** START Given data **

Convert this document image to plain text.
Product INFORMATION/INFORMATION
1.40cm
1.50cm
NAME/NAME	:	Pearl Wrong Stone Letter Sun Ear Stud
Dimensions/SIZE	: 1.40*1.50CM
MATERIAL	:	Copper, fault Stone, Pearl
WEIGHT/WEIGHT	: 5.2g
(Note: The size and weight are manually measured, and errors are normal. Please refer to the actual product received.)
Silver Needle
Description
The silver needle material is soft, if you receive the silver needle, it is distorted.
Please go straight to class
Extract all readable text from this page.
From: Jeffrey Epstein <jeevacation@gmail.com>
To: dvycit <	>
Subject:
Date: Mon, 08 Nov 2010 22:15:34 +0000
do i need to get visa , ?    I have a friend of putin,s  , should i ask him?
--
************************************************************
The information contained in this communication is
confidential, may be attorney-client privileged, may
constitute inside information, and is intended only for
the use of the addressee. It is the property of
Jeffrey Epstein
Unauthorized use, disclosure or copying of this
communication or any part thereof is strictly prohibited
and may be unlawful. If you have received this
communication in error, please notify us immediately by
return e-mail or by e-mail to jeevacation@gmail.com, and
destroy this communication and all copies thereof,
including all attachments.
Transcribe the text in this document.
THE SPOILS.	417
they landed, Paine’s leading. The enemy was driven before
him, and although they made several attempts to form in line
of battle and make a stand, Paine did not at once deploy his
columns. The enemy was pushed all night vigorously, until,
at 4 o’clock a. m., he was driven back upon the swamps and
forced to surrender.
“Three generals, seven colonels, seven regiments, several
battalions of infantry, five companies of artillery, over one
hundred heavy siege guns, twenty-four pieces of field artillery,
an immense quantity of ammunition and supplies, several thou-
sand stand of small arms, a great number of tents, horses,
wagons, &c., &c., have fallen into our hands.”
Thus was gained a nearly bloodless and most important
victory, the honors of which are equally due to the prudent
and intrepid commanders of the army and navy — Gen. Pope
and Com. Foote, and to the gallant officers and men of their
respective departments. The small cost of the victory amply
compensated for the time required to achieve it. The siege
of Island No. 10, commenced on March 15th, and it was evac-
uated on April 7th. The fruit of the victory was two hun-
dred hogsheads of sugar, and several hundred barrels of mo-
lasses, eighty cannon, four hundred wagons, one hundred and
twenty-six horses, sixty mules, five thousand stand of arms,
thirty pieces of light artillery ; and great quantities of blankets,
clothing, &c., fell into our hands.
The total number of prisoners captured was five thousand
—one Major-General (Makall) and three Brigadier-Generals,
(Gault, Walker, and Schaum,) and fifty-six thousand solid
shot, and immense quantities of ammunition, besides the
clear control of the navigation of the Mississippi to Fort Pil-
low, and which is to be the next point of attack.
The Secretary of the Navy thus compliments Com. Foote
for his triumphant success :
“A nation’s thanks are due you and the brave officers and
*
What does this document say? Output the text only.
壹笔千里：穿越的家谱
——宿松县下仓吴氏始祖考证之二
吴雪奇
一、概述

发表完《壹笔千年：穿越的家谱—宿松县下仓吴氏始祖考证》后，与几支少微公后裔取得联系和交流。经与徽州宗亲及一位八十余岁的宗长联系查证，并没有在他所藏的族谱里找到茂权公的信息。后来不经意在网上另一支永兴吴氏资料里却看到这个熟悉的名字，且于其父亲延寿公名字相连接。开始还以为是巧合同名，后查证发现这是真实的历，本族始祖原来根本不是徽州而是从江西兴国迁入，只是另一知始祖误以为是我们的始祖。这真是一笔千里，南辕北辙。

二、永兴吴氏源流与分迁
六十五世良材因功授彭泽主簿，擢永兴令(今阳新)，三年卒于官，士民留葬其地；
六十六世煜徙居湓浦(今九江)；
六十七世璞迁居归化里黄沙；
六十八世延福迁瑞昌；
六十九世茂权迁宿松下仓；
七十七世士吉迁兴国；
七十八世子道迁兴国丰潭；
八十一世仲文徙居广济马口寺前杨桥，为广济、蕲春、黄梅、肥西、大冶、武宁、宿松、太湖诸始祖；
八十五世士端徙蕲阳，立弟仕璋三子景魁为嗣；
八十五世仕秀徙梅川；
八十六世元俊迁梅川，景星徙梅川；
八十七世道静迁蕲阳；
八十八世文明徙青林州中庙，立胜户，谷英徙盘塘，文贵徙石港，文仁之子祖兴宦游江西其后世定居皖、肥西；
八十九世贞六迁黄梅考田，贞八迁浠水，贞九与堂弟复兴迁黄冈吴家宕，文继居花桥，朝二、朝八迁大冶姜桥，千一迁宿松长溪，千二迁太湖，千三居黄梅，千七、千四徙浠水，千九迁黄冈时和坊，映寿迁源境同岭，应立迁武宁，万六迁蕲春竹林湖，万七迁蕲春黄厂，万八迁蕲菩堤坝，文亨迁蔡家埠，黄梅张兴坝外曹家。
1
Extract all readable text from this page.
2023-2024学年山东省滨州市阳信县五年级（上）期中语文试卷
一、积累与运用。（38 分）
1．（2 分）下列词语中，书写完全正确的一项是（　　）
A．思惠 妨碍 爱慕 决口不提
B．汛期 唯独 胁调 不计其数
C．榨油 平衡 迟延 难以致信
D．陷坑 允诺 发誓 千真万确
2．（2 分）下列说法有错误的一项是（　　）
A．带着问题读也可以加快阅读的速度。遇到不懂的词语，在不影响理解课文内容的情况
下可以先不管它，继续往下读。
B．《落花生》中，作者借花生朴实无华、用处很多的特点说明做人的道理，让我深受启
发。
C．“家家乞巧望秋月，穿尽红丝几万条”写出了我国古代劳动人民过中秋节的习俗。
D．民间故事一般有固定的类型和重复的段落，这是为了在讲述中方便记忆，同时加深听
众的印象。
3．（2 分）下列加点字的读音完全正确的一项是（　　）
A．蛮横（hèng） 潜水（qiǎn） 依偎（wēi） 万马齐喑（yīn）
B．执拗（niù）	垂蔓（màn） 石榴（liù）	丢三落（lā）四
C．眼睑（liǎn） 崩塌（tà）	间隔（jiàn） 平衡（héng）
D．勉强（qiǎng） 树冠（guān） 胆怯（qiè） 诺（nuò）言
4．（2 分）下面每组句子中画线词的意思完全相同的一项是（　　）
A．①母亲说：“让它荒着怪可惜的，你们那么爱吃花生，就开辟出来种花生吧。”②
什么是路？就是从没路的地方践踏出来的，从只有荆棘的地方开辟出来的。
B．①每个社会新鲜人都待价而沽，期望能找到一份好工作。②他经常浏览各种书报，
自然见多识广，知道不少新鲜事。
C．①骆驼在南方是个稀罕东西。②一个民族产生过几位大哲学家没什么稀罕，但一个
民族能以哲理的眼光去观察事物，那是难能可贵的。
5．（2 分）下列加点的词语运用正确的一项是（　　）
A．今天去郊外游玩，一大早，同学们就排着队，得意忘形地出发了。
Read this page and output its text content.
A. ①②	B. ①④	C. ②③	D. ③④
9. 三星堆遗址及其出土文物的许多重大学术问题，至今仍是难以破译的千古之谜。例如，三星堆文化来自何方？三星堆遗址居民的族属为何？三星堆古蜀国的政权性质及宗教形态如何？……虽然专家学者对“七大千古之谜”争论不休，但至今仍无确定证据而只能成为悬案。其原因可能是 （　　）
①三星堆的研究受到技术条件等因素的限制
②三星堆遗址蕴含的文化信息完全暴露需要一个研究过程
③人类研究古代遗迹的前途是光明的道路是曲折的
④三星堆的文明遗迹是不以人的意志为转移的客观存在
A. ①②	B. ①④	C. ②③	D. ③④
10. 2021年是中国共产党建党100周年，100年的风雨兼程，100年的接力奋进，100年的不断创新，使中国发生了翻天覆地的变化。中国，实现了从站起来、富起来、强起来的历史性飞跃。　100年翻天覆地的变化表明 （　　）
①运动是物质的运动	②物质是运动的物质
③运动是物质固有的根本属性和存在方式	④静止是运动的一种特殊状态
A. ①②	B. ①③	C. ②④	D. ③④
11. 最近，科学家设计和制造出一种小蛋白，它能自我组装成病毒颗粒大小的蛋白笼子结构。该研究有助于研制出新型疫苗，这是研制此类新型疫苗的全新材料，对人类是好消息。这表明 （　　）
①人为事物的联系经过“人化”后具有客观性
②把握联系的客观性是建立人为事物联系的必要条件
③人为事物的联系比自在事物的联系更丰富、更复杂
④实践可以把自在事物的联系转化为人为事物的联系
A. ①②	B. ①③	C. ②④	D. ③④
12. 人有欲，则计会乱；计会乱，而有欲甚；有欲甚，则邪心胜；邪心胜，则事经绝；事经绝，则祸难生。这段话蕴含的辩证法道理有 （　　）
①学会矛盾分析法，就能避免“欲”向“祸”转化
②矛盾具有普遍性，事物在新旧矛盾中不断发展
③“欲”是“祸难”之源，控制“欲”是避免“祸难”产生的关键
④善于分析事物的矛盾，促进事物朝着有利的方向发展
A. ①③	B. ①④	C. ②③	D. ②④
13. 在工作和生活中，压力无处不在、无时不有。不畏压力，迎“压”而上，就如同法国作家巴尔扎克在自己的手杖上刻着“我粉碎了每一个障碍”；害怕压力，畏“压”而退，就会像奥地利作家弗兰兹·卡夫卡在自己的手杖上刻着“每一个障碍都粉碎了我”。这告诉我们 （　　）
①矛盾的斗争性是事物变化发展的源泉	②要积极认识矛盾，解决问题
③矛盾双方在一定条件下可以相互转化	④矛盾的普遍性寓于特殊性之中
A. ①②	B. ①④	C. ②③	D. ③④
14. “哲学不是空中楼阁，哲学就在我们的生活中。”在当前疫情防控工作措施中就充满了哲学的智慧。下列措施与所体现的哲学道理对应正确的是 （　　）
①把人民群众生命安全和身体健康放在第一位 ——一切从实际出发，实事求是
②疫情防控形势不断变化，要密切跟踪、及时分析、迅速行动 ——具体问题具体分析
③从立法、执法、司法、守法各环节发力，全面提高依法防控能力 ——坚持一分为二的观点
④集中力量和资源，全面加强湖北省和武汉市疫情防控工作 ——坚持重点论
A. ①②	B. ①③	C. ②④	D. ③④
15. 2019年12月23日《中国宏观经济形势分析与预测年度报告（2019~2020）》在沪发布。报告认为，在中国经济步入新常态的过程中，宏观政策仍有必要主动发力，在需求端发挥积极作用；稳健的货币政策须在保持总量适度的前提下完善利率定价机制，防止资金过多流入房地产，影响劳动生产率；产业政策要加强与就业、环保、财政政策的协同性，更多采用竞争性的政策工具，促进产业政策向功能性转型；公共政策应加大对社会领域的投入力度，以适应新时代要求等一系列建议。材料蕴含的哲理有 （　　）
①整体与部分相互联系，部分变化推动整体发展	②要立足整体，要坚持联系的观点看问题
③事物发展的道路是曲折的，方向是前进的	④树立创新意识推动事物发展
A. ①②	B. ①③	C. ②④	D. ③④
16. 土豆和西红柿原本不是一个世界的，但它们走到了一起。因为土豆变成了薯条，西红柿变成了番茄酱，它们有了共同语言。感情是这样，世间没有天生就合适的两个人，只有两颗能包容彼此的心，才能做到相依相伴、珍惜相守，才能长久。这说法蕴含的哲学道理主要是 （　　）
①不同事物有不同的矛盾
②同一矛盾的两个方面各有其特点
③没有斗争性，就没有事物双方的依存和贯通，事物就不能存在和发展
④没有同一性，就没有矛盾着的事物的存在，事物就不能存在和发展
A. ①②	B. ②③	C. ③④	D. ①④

** END Given data **

* **Prompt**: Scan the material above. Extract every line in which the word "hundred" occurs.

* **Solved exercise**:
hundred heavy siege guns, twenty-four pieces of field artillery,
dred hogsheads of sugar, and several hundred barrels of mo-
lasses, eighty cannon, four hundred wagons, one hundred and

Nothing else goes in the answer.